• **OBJECTIVE**: Using the material that follows, identify and copy each line with the string "comprised".

--- GIVEN RECORDS ---

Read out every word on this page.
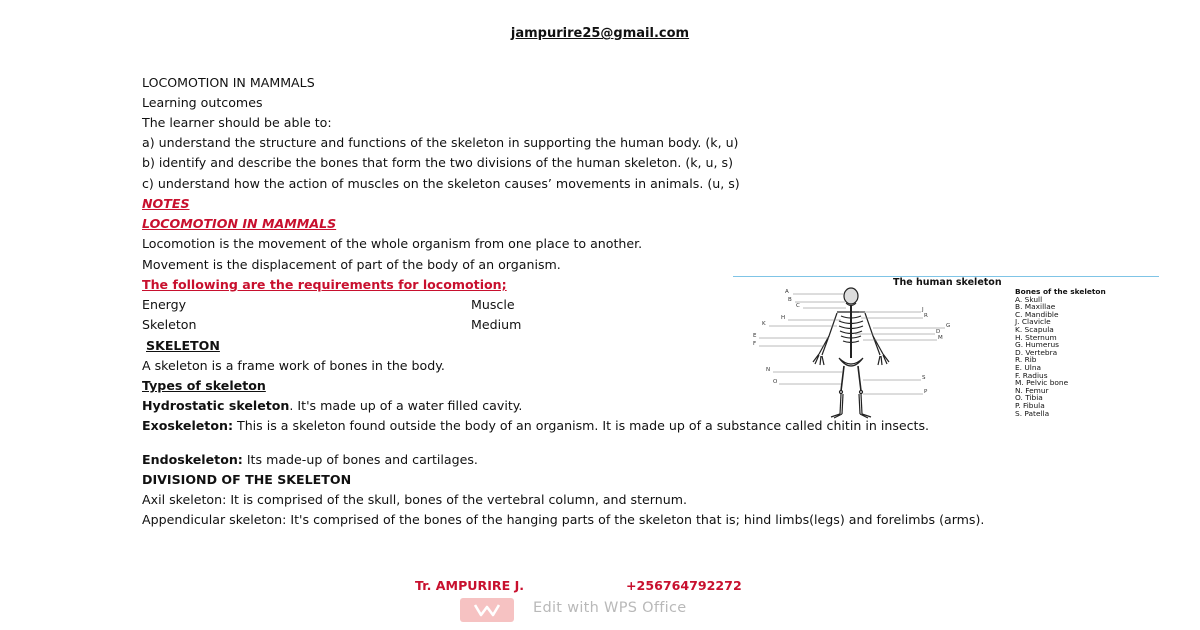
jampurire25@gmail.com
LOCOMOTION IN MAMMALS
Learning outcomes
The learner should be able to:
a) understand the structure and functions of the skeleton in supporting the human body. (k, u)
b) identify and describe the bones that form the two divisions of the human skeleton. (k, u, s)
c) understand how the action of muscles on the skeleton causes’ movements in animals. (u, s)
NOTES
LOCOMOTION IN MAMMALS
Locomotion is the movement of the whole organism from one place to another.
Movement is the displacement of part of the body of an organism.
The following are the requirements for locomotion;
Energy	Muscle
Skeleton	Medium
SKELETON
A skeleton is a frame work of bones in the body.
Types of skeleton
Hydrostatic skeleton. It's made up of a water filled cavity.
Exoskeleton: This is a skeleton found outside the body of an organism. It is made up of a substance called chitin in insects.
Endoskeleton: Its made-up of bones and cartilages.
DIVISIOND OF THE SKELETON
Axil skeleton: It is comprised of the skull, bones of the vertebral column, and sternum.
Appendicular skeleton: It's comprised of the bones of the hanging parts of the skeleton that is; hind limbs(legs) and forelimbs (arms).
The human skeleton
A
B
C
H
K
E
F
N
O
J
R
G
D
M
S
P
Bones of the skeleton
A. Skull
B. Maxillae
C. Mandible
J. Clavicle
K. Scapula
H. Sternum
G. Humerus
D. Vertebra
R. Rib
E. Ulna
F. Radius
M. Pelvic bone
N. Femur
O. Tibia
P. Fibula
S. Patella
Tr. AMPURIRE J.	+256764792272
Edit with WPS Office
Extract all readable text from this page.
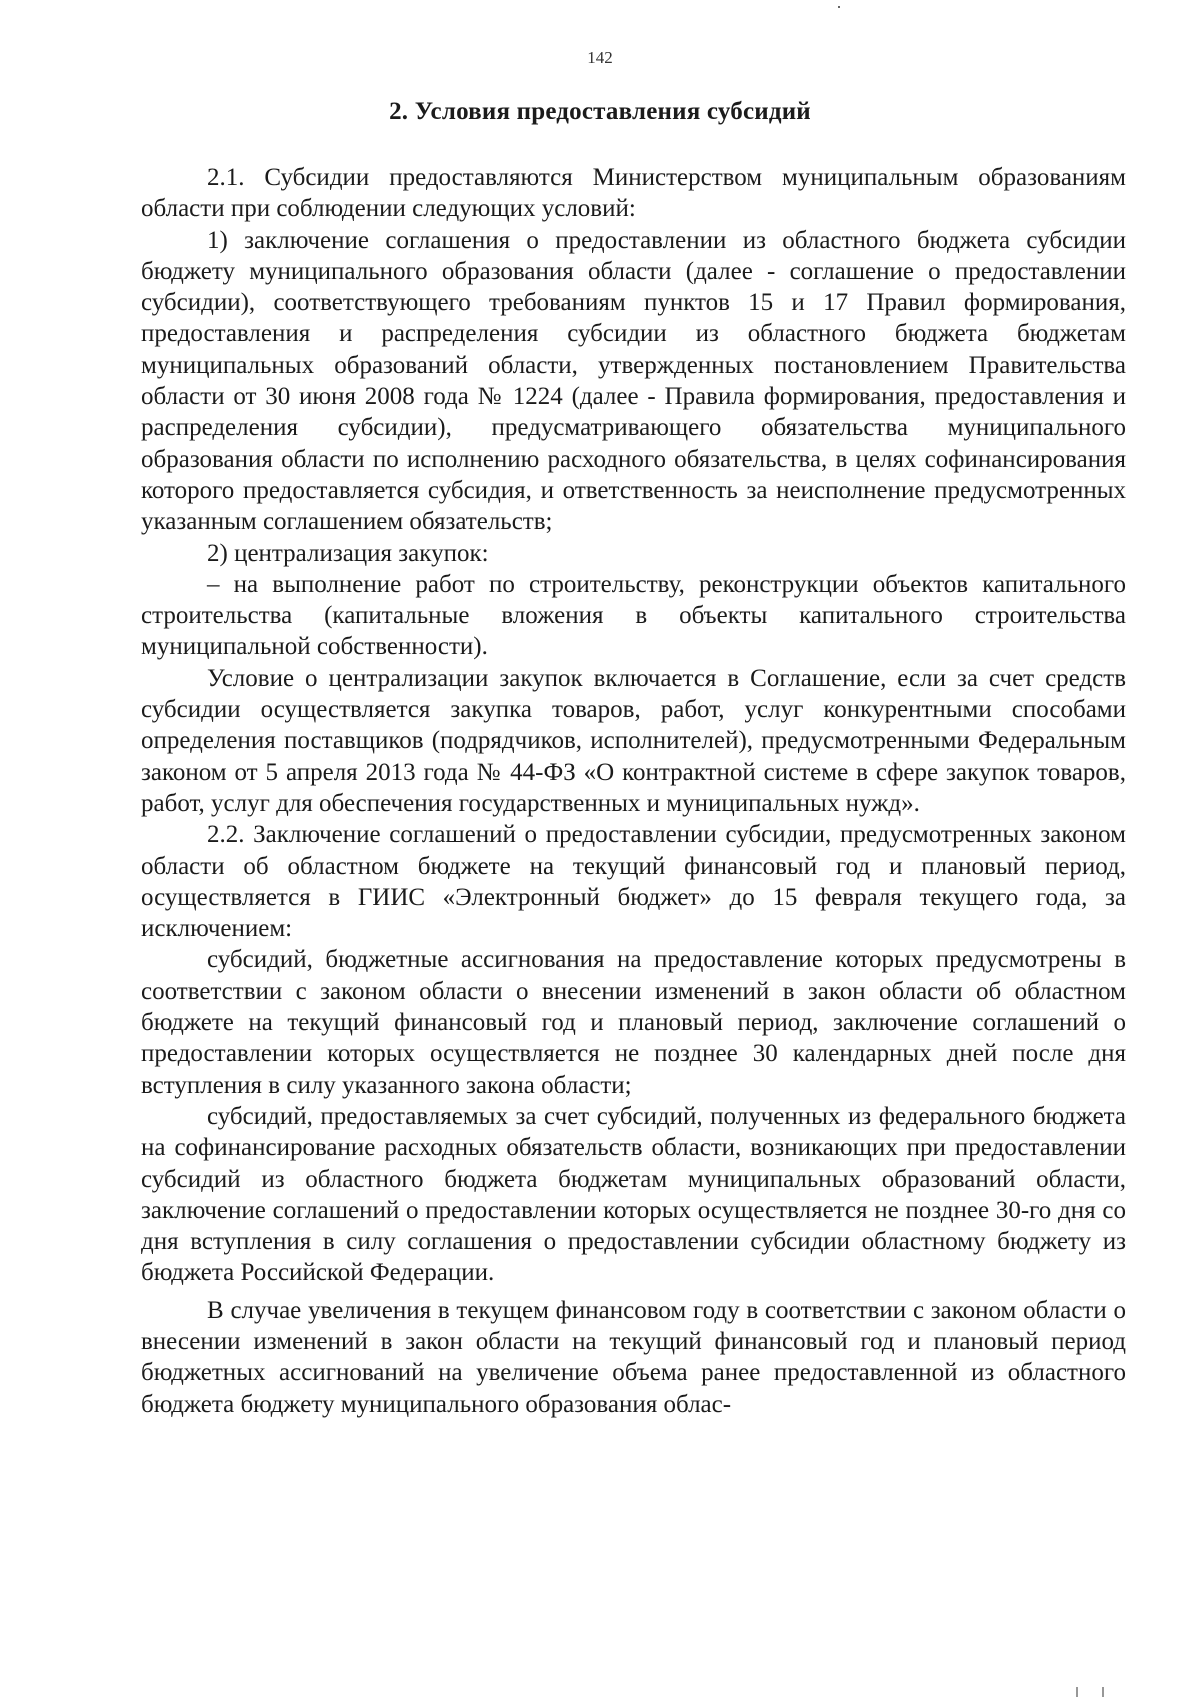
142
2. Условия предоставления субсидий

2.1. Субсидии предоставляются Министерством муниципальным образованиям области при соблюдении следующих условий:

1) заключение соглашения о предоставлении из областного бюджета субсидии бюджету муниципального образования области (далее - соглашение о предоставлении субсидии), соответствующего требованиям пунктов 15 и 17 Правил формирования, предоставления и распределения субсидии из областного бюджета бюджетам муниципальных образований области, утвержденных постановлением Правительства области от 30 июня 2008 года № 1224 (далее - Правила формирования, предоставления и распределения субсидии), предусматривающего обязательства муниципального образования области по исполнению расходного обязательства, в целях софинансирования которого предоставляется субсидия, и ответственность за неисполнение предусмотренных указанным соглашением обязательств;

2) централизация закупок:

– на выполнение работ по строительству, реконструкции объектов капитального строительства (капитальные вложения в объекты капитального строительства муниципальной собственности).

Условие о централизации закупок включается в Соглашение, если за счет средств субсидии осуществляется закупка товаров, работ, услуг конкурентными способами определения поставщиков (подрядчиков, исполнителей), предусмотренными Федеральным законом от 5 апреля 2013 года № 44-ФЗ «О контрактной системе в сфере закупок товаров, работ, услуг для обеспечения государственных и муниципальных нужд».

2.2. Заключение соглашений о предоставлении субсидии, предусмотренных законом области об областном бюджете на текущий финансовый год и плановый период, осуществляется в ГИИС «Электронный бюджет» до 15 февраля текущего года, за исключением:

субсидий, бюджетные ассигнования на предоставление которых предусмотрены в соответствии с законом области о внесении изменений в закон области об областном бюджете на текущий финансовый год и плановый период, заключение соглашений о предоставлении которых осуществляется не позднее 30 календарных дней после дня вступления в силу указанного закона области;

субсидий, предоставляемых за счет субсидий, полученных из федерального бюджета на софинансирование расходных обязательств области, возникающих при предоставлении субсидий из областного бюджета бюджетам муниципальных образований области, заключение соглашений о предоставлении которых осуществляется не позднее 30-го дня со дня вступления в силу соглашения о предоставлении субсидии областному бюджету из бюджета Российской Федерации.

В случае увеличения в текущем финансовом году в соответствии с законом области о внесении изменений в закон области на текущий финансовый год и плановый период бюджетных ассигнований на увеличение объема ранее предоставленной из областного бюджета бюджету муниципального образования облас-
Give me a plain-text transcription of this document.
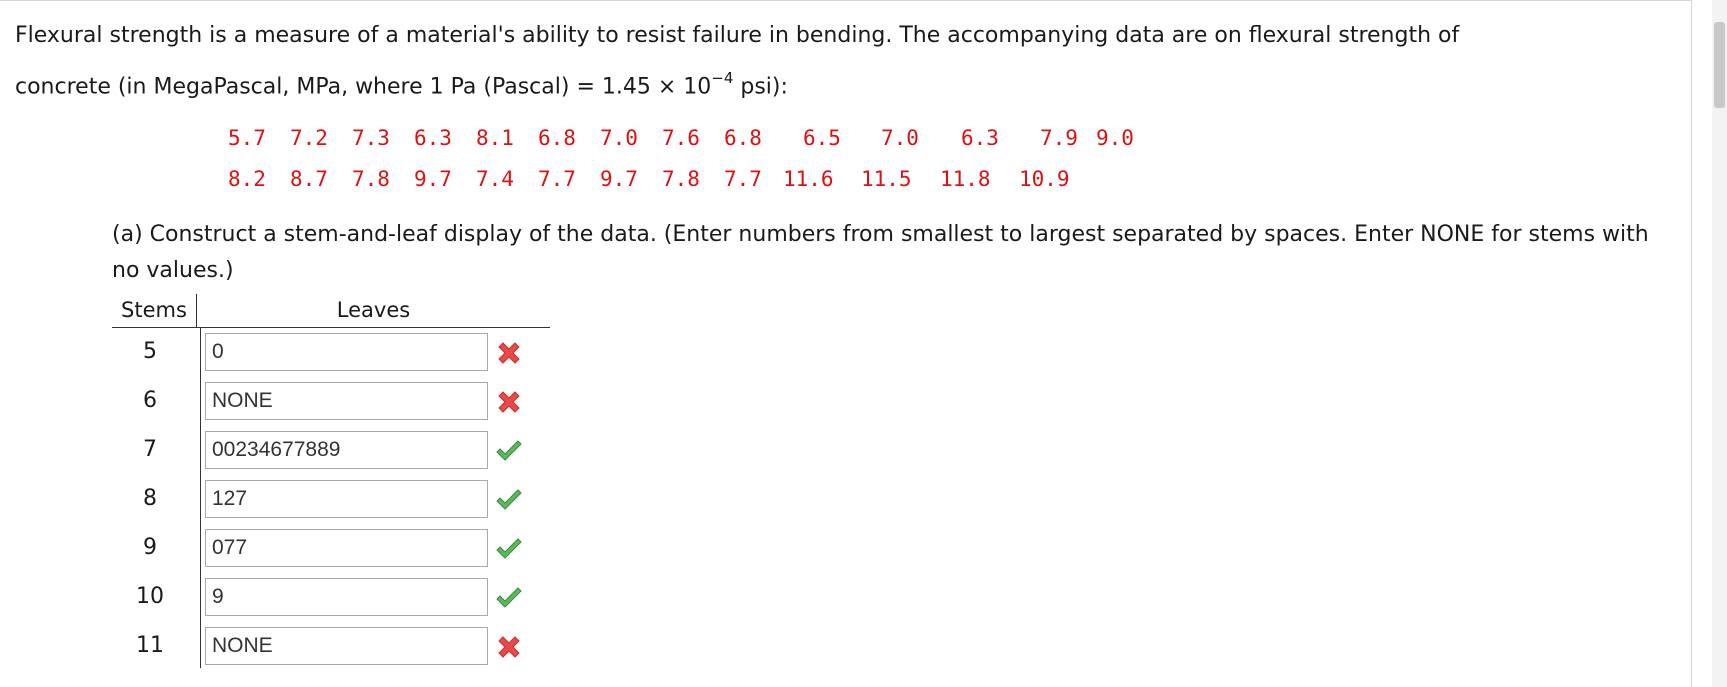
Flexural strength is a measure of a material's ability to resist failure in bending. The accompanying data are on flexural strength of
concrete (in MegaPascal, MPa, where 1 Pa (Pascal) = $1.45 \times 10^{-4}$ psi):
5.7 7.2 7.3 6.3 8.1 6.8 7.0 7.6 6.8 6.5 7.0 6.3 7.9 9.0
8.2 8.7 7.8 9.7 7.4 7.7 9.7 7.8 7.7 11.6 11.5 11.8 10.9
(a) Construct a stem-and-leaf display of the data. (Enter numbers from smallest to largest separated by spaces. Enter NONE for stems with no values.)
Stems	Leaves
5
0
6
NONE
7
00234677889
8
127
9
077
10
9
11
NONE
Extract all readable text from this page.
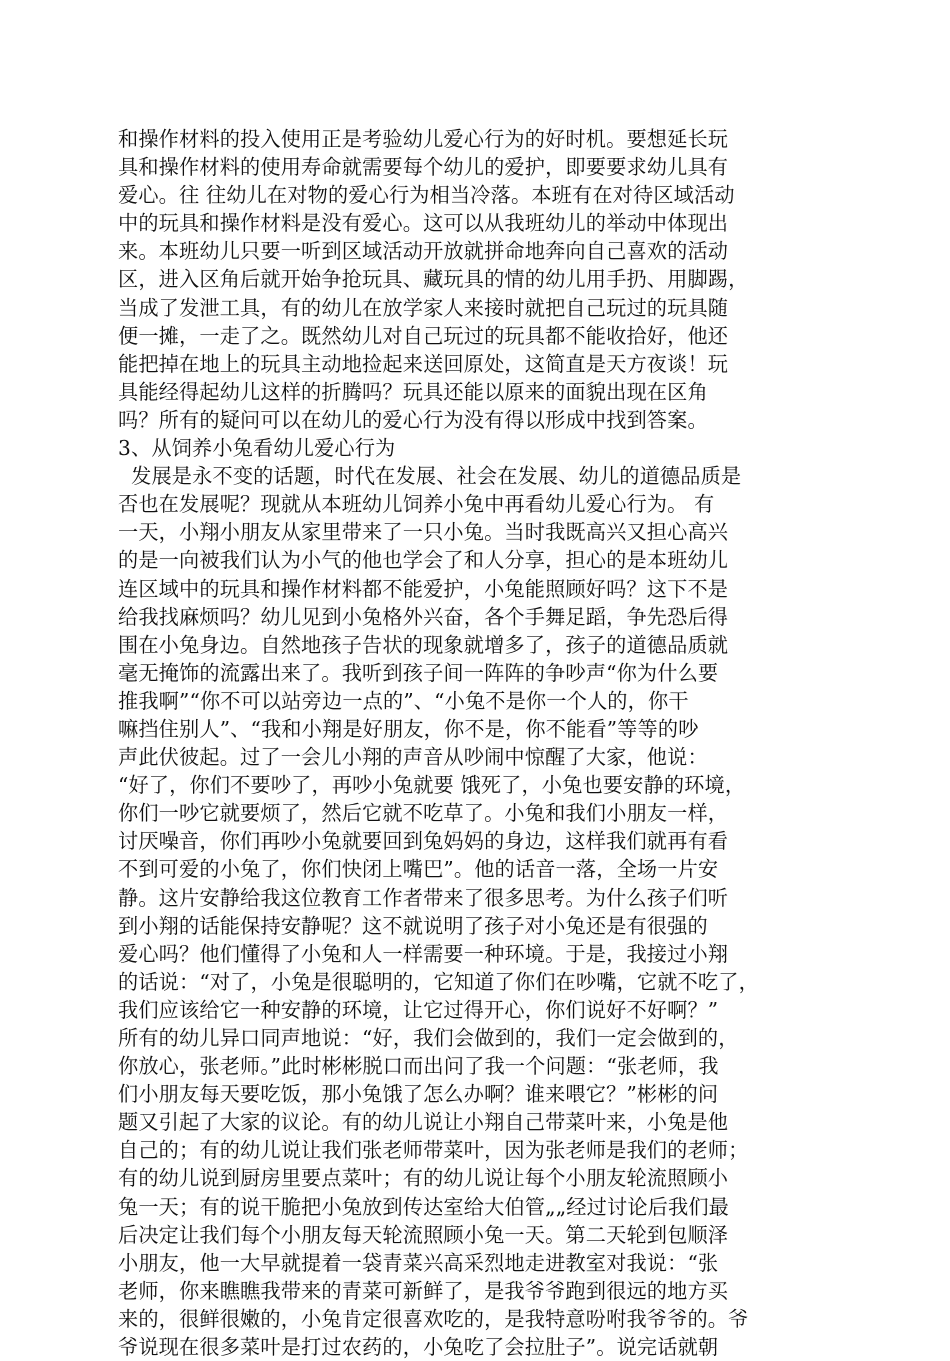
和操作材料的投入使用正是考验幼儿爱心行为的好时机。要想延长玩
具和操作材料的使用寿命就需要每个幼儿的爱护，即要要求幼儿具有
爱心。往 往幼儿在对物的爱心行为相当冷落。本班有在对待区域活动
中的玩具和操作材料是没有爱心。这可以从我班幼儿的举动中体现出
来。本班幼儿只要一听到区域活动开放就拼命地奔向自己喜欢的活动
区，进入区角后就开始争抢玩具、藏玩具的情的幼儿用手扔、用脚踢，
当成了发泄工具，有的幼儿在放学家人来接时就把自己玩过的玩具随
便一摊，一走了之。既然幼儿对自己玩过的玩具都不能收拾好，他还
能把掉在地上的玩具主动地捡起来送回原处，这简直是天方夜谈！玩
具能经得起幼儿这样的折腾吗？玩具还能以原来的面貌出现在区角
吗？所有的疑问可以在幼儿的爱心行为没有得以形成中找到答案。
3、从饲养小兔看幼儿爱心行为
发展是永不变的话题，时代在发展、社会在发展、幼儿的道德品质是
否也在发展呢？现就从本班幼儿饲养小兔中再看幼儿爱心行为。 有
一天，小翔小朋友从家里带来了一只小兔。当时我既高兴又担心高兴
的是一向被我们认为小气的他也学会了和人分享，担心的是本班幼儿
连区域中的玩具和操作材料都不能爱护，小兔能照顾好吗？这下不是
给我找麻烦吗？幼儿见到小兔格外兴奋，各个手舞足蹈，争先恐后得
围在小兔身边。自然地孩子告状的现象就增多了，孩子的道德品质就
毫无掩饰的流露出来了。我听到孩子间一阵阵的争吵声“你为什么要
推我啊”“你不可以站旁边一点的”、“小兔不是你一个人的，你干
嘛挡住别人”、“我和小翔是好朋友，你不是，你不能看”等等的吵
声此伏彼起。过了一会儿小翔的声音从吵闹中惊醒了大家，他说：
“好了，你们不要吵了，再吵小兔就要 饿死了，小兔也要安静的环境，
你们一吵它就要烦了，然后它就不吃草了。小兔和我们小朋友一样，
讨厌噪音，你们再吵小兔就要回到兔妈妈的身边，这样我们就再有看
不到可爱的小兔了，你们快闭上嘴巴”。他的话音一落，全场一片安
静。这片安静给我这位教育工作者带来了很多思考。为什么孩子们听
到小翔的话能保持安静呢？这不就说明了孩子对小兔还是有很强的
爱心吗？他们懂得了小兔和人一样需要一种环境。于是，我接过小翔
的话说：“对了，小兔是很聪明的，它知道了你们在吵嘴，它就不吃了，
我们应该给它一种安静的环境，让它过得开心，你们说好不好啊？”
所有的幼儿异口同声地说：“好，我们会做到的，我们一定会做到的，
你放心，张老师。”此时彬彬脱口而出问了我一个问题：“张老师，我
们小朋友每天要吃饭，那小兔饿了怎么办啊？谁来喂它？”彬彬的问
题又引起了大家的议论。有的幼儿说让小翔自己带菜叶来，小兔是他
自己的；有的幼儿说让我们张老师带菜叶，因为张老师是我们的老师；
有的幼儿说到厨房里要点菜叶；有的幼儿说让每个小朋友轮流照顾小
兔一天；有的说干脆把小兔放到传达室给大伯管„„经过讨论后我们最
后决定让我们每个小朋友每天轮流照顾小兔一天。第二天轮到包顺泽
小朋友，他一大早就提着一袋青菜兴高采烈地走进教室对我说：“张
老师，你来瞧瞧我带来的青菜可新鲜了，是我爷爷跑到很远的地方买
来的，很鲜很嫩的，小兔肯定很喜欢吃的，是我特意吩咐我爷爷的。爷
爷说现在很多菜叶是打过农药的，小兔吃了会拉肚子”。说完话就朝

---

• **FINAL RESULT**:
Axil skeleton: It is comprised of the skull, bones of the vertebral column, and sternum.
Appendicular skeleton: It's comprised of the bones of the hanging parts of the skeleton that is; hind limbs(legs) and forelimbs (arms).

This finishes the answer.